WHAT TO WORK ON → All the data should come back exactly as it was given.

DATA LINES →
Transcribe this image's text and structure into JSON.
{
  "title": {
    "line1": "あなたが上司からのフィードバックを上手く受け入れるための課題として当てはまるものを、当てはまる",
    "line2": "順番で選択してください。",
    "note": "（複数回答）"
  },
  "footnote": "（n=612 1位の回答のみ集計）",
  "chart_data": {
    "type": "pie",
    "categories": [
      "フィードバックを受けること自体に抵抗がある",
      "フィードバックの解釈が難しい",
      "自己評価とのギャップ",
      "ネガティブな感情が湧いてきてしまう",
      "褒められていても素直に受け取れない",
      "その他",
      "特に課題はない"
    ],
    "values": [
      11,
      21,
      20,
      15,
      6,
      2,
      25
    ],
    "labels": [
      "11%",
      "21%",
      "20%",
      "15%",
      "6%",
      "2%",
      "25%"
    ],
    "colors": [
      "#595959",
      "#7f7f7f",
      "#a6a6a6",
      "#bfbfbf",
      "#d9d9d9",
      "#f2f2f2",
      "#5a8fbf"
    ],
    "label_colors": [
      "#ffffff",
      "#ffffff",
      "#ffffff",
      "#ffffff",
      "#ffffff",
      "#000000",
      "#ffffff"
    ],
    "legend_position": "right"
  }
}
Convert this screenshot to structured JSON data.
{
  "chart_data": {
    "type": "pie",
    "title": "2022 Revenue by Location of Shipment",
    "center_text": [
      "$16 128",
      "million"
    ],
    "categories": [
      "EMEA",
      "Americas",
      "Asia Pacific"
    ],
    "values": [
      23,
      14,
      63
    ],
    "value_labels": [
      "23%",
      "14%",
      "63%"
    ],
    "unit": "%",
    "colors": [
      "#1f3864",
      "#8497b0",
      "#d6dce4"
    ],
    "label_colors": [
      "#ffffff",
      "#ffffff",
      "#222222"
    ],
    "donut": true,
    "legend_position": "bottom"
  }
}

RESPONSE TO THE TASK →
Transcribe this image's text and structure into JSON.
{
  "title": {
    "line1": "あなたが上司からのフィードバックを上手く受け入れるための課題として当てはまるものを、当てはまる",
    "line2": "順番で選択してください。",
    "note": "（複数回答）"
  },
  "footnote": "（n=612 1位の回答のみ集計）",
  "chart_data": {
    "type": "pie",
    "categories": [
      "フィードバックを受けること自体に抵抗がある",
      "フィードバックの解釈が難しい",
      "自己評価とのギャップ",
      "ネガティブな感情が湧いてきてしまう",
      "褒められていても素直に受け取れない",
      "その他",
      "特に課題はない"
    ],
    "values": [
      11,
      21,
      20,
      15,
      6,
      2,
      25
    ],
    "labels": [
      "11%",
      "21%",
      "20%",
      "15%",
      "6%",
      "2%",
      "25%"
    ],
    "colors": [
      "#595959",
      "#7f7f7f",
      "#a6a6a6",
      "#bfbfbf",
      "#d9d9d9",
      "#f2f2f2",
      "#5a8fbf"
    ],
    "label_colors": [
      "#ffffff",
      "#ffffff",
      "#ffffff",
      "#ffffff",
      "#ffffff",
      "#000000",
      "#ffffff"
    ],
    "legend_position": "right"
  }
}
Convert this screenshot to structured JSON data.
{
  "chart_data": {
    "type": "pie",
    "title": "2022 Revenue by Location of Shipment",
    "center_text": [
      "$16 128",
      "million"
    ],
    "categories": [
      "EMEA",
      "Americas",
      "Asia Pacific"
    ],
    "values": [
      23,
      14,
      63
    ],
    "value_labels": [
      "23%",
      "14%",
      "63%"
    ],
    "unit": "%",
    "colors": [
      "#1f3864",
      "#8497b0",
      "#d6dce4"
    ],
    "label_colors": [
      "#ffffff",
      "#ffffff",
      "#222222"
    ],
    "donut": true,
    "legend_position": "bottom"
  }
}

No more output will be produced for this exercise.